Scan the lines below for the word "title". Copy each line you find it in.

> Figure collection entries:
· · ·

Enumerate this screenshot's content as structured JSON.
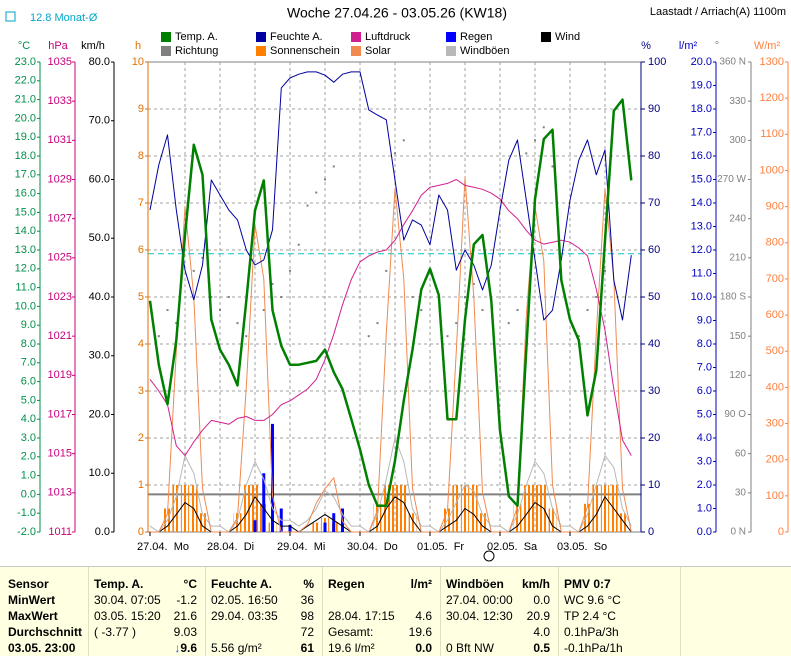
{
  "chart_data": {
    "type": "line",
    "title": "Woche 27.04.26 - 03.05.26 (KW18)",
    "location": "Laastadt / Arriach(A) 1100m",
    "reference": {
      "label": "12.8 Monat-Ø",
      "value": 12.8,
      "axis": "°C",
      "color": "#00c8c8"
    },
    "grid": "h",
    "categories": [
      "27.04.  Mo",
      null,
      null,
      null,
      null,
      null,
      null,
      null,
      "28.04.  Di",
      null,
      null,
      null,
      null,
      null,
      null,
      null,
      "29.04.  Mi",
      null,
      null,
      null,
      null,
      null,
      null,
      null,
      "30.04.  Do",
      null,
      null,
      null,
      null,
      null,
      null,
      null,
      "01.05.  Fr",
      null,
      null,
      null,
      null,
      null,
      null,
      null,
      "02.05.  Sa",
      null,
      null,
      null,
      null,
      null,
      null,
      null,
      "03.05.  So",
      null,
      null,
      null,
      null,
      null,
      null,
      null
    ],
    "axes": [
      {
        "unit": "°C",
        "color": "#00904a",
        "lim": [
          -2,
          23
        ],
        "ticks": [
          {
            "value": -2,
            "label": "-2.0"
          },
          {
            "value": -1,
            "label": "-1.0"
          },
          {
            "value": 0,
            "label": "0.0"
          },
          {
            "value": 1,
            "label": "1.0"
          },
          {
            "value": 2,
            "label": "2.0"
          },
          {
            "value": 3,
            "label": "3.0"
          },
          {
            "value": 4,
            "label": "4.0"
          },
          {
            "value": 5,
            "label": "5.0"
          },
          {
            "value": 6,
            "label": "6.0"
          },
          {
            "value": 7,
            "label": "7.0"
          },
          {
            "value": 8,
            "label": "8.0"
          },
          {
            "value": 9,
            "label": "9.0"
          },
          {
            "value": 10,
            "label": "10.0"
          },
          {
            "value": 11,
            "label": "11.0"
          },
          {
            "value": 12,
            "label": "12.0"
          },
          {
            "value": 13,
            "label": "13.0"
          },
          {
            "value": 14,
            "label": "14.0"
          },
          {
            "value": 15,
            "label": "15.0"
          },
          {
            "value": 16,
            "label": "16.0"
          },
          {
            "value": 17,
            "label": "17.0"
          },
          {
            "value": 18,
            "label": "18.0"
          },
          {
            "value": 19,
            "label": "19.0"
          },
          {
            "value": 20,
            "label": "20.0"
          },
          {
            "value": 21,
            "label": "21.0"
          },
          {
            "value": 22,
            "label": "22.0"
          },
          {
            "value": 23,
            "label": "23.0"
          }
        ]
      },
      {
        "unit": "hPa",
        "color": "#c8007a",
        "lim": [
          1011,
          1035
        ],
        "ticks": [
          1011,
          1013,
          1015,
          1017,
          1019,
          1021,
          1023,
          1025,
          1027,
          1029,
          1031,
          1033,
          1035
        ]
      },
      {
        "unit": "km/h",
        "color": "#000000",
        "lim": [
          0,
          80
        ],
        "ticks": [
          {
            "value": 0,
            "label": "0.0"
          },
          {
            "value": 10,
            "label": "10.0"
          },
          {
            "value": 20,
            "label": "20.0"
          },
          {
            "value": 30,
            "label": "30.0"
          },
          {
            "value": 40,
            "label": "40.0"
          },
          {
            "value": 50,
            "label": "50.0"
          },
          {
            "value": 60,
            "label": "60.0"
          },
          {
            "value": 70,
            "label": "70.0"
          },
          {
            "value": 80,
            "label": "80.0"
          }
        ]
      },
      {
        "unit": "h",
        "color": "#e07000",
        "lim": [
          0,
          10
        ],
        "ticks": [
          0,
          1,
          2,
          3,
          4,
          5,
          6,
          7,
          8,
          9,
          10
        ]
      },
      {
        "unit": "%",
        "color": "#000080",
        "lim": [
          0,
          100
        ],
        "ticks": [
          0,
          10,
          20,
          30,
          40,
          50,
          60,
          70,
          80,
          90,
          100
        ]
      },
      {
        "unit": "l/m²",
        "color": "#0000c0",
        "lim": [
          0,
          20
        ],
        "ticks": [
          {
            "value": 0,
            "label": "0.0"
          },
          {
            "value": 1,
            "label": "1.0"
          },
          {
            "value": 2,
            "label": "2.0"
          },
          {
            "value": 3,
            "label": "3.0"
          },
          {
            "value": 4,
            "label": "4.0"
          },
          {
            "value": 5,
            "label": "5.0"
          },
          {
            "value": 6,
            "label": "6.0"
          },
          {
            "value": 7,
            "label": "7.0"
          },
          {
            "value": 8,
            "label": "8.0"
          },
          {
            "value": 9,
            "label": "9.0"
          },
          {
            "value": 10,
            "label": "10.0"
          },
          {
            "value": 11,
            "label": "11.0"
          },
          {
            "value": 12,
            "label": "12.0"
          },
          {
            "value": 13,
            "label": "13.0"
          },
          {
            "value": 14,
            "label": "14.0"
          },
          {
            "value": 15,
            "label": "15.0"
          },
          {
            "value": 16,
            "label": "16.0"
          },
          {
            "value": 17,
            "label": "17.0"
          },
          {
            "value": 18,
            "label": "18.0"
          },
          {
            "value": 19,
            "label": "19.0"
          },
          {
            "value": 20,
            "label": "20.0"
          }
        ]
      },
      {
        "unit": "°",
        "color": "#808080",
        "lim": [
          0,
          360
        ],
        "ticks": [
          {
            "value": 0,
            "label": "0 N"
          },
          30,
          60,
          {
            "value": 90,
            "label": "90 O"
          },
          120,
          150,
          {
            "value": 180,
            "label": "180 S"
          },
          210,
          240,
          {
            "value": 270,
            "label": "270 W"
          },
          300,
          330,
          {
            "value": 360,
            "label": "360 N"
          }
        ]
      },
      {
        "unit": "W/m²",
        "color": "#ff8040",
        "lim": [
          0,
          1300
        ],
        "ticks": [
          0,
          100,
          200,
          300,
          400,
          500,
          600,
          700,
          800,
          900,
          1000,
          1100,
          1200,
          1300
        ]
      }
    ],
    "series": [
      {
        "name": "Temp. A.",
        "type": "line",
        "axis": "°C",
        "color": "#008000",
        "values": [
          10.3,
          6.9,
          4.8,
          8.2,
          13.8,
          18.6,
          17.0,
          9.3,
          7.7,
          6.9,
          5.8,
          10.3,
          15.1,
          16.7,
          9.8,
          7.9,
          6.9,
          6.9,
          7.0,
          7.1,
          7.7,
          6.5,
          5.6,
          4.0,
          2.4,
          0.5,
          -0.6,
          -0.6,
          1.8,
          5.0,
          7.7,
          10.9,
          12.0,
          10.6,
          4.0,
          4.0,
          9.3,
          13.3,
          13.8,
          10.3,
          3.4,
          -0.1,
          -0.6,
          7.7,
          15.7,
          18.9,
          19.4,
          11.4,
          9.3,
          8.2,
          4.2,
          6.6,
          13.5,
          20.4,
          21.0,
          16.7
        ]
      },
      {
        "name": "Richtung",
        "type": "dots",
        "axis": "°",
        "color": "#808080",
        "values": [
          null,
          150,
          170,
          160,
          null,
          200,
          210,
          180,
          170,
          180,
          160,
          150,
          null,
          170,
          190,
          180,
          200,
          220,
          250,
          260,
          270,
          280,
          null,
          null,
          null,
          150,
          160,
          200,
          290,
          300,
          180,
          170,
          null,
          null,
          150,
          160,
          180,
          190,
          170,
          null,
          null,
          160,
          170,
          290,
          300,
          310,
          280,
          null,
          null,
          150,
          170,
          180,
          200,
          null,
          null,
          null
        ]
      },
      {
        "name": "Feuchte A.",
        "type": "line",
        "axis": "%",
        "color": "#0000a0",
        "values": [
          68.5,
          78.1,
          84.5,
          68.5,
          55.7,
          49.4,
          56.8,
          74.9,
          71.7,
          68.5,
          66.4,
          60.0,
          56.8,
          57.9,
          64.3,
          94.5,
          96.6,
          97.4,
          97.9,
          97.9,
          97.2,
          95.7,
          97.4,
          97.9,
          97.9,
          89.8,
          88.7,
          87.7,
          74.9,
          62.1,
          66.4,
          65.3,
          61.1,
          71.7,
          68.5,
          55.7,
          60.0,
          56.8,
          51.5,
          56.8,
          68.5,
          79.1,
          83.4,
          70.6,
          57.9,
          45.1,
          47.2,
          57.9,
          70.6,
          79.1,
          83.4,
          76.0,
          81.3,
          53.6,
          45.1,
          58.9
        ]
      },
      {
        "name": "Sonnenschein",
        "type": "bar",
        "axis": "h",
        "color": "#ff8000",
        "values": [
          0,
          0,
          0.5,
          1,
          1,
          1,
          0.4,
          0,
          0,
          0,
          0.4,
          1,
          1,
          0.6,
          0.2,
          0,
          0,
          0,
          0,
          0.2,
          0.3,
          0.2,
          0,
          0,
          0,
          0,
          0.6,
          1,
          1,
          1,
          0.4,
          0,
          0,
          0,
          0.5,
          1,
          1,
          1,
          0.4,
          0,
          0,
          0,
          0.6,
          1,
          1,
          1,
          0.5,
          0,
          0,
          0,
          0.6,
          1,
          1,
          1,
          0.4,
          0
        ]
      },
      {
        "name": "Luftdruck",
        "type": "line",
        "axis": "hPa",
        "color": "#d0208f",
        "values": [
          1018.8,
          1018.2,
          1017.5,
          1015.4,
          1014.9,
          1015.6,
          1016.2,
          1016.7,
          1016.6,
          1016.5,
          1016.8,
          1016.9,
          1016.7,
          1016.7,
          1017.0,
          1017.5,
          1017.7,
          1018.0,
          1018.3,
          1018.8,
          1019.8,
          1021.1,
          1022.6,
          1023.9,
          1024.8,
          1025.1,
          1025.3,
          1025.4,
          1025.9,
          1026.7,
          1027.4,
          1028.2,
          1028.6,
          1028.7,
          1028.8,
          1029.0,
          1028.7,
          1028.6,
          1028.5,
          1028.3,
          1028.0,
          1027.4,
          1027.0,
          1026.4,
          1025.9,
          1025.7,
          1025.8,
          1025.9,
          1025.8,
          1025.5,
          1025.1,
          1023.4,
          1021.3,
          1018.3,
          1015.7,
          1014.9
        ]
      },
      {
        "name": "Solar",
        "type": "line",
        "axis": "W/m²",
        "color": "#f08a50",
        "values": [
          0,
          0,
          50,
          500,
          900,
          650,
          120,
          0,
          0,
          0,
          40,
          400,
          850,
          700,
          100,
          0,
          0,
          0,
          20,
          80,
          120,
          150,
          30,
          0,
          0,
          0,
          60,
          550,
          950,
          700,
          120,
          0,
          0,
          0,
          60,
          500,
          980,
          650,
          110,
          0,
          0,
          0,
          70,
          600,
          900,
          750,
          130,
          0,
          0,
          0,
          70,
          550,
          950,
          700,
          120,
          0
        ]
      },
      {
        "name": "Regen",
        "type": "bar",
        "axis": "l/m²",
        "color": "#0000ff",
        "values": [
          0,
          0,
          0,
          0,
          0,
          0,
          0,
          0,
          0,
          0,
          0,
          0,
          0.5,
          2.5,
          4.6,
          1.0,
          0.3,
          0,
          0,
          0,
          0.4,
          0.8,
          1.0,
          0,
          0,
          0,
          0,
          0,
          0,
          0,
          0,
          0,
          0,
          0,
          0,
          0,
          0,
          0,
          0,
          0,
          0,
          0,
          0,
          0,
          0,
          0,
          0,
          0,
          0,
          0,
          0,
          0,
          0,
          0,
          0,
          0
        ]
      },
      {
        "name": "Windböen",
        "type": "line",
        "axis": "km/h",
        "color": "#b8b8b8",
        "values": [
          1,
          0,
          2,
          6,
          13,
          10,
          3,
          1,
          1,
          0,
          2,
          8,
          12,
          9,
          4,
          2,
          2,
          1,
          2,
          4,
          7,
          6,
          3,
          1,
          1,
          0,
          3,
          9,
          16,
          12,
          4,
          1,
          1,
          0,
          2,
          5,
          8,
          7,
          3,
          1,
          1,
          0,
          3,
          8,
          12,
          10,
          4,
          1,
          1,
          0,
          3,
          8,
          13,
          11,
          4,
          1
        ]
      },
      {
        "name": "Wind",
        "type": "line",
        "axis": "km/h",
        "color": "#000000",
        "values": [
          0,
          0,
          1,
          3,
          5,
          4,
          1,
          0,
          0,
          0,
          1,
          3,
          6,
          4,
          2,
          1,
          1,
          0,
          1,
          2,
          3,
          2,
          1,
          0,
          0,
          0,
          1,
          4,
          6,
          5,
          2,
          0,
          0,
          0,
          1,
          2,
          4,
          3,
          1,
          0,
          0,
          0,
          1,
          3,
          5,
          4,
          1,
          0,
          0,
          0,
          1,
          3,
          6,
          4,
          2,
          0
        ]
      }
    ]
  },
  "table": {
    "row_labels": [
      "Sensor",
      "MinWert",
      "MaxWert",
      "Durchschnitt",
      "03.05. 23:00"
    ],
    "sections": [
      {
        "title": "Temp. A.",
        "unit": "°C",
        "rows": [
          [
            "30.04. 07:05",
            "-1.2"
          ],
          [
            "03.05. 15:20",
            "21.6"
          ],
          [
            "( -3.77 )",
            "9.03"
          ],
          [
            null,
            "↓9.6"
          ]
        ]
      },
      {
        "title": "Feuchte A.",
        "unit": "%",
        "rows": [
          [
            "02.05. 16:50",
            "36"
          ],
          [
            "29.04. 03:35",
            "98"
          ],
          [
            null,
            "72"
          ],
          [
            "5.56 g/m²",
            "61"
          ]
        ]
      },
      {
        "title": "Regen",
        "unit": "l/m²",
        "rows": [
          [],
          [
            "28.04. 17:15",
            "4.6"
          ],
          [
            "Gesamt:",
            "19.6"
          ],
          [
            "19.6 l/m²",
            "0.0"
          ]
        ]
      },
      {
        "title": "Windböen",
        "unit": "km/h",
        "rows": [
          [
            "27.04. 00:00",
            "0.0"
          ],
          [
            "30.04. 12:30",
            "20.9"
          ],
          [
            null,
            "4.0"
          ],
          [
            "0 Bft NW",
            "0.5"
          ]
        ]
      },
      {
        "title": "PMV 0:7",
        "rows": [
          [
            "WC 9.6 °C"
          ],
          [
            "TP 2.4 °C"
          ],
          [
            "0.1hPa/3h"
          ],
          [
            "-0.1hPa/1h"
          ]
        ]
      }
    ]
  }
}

· · ·

> RESULT OF THIS TASK:
    "title": "Woche 27.04.26 - 03.05.26 (KW18)",
        "title": "Temp. A.",
        "title": "Feuchte A.",
        "title": "Regen",
        "title": "Windböen",
        "title": "PMV 0:7",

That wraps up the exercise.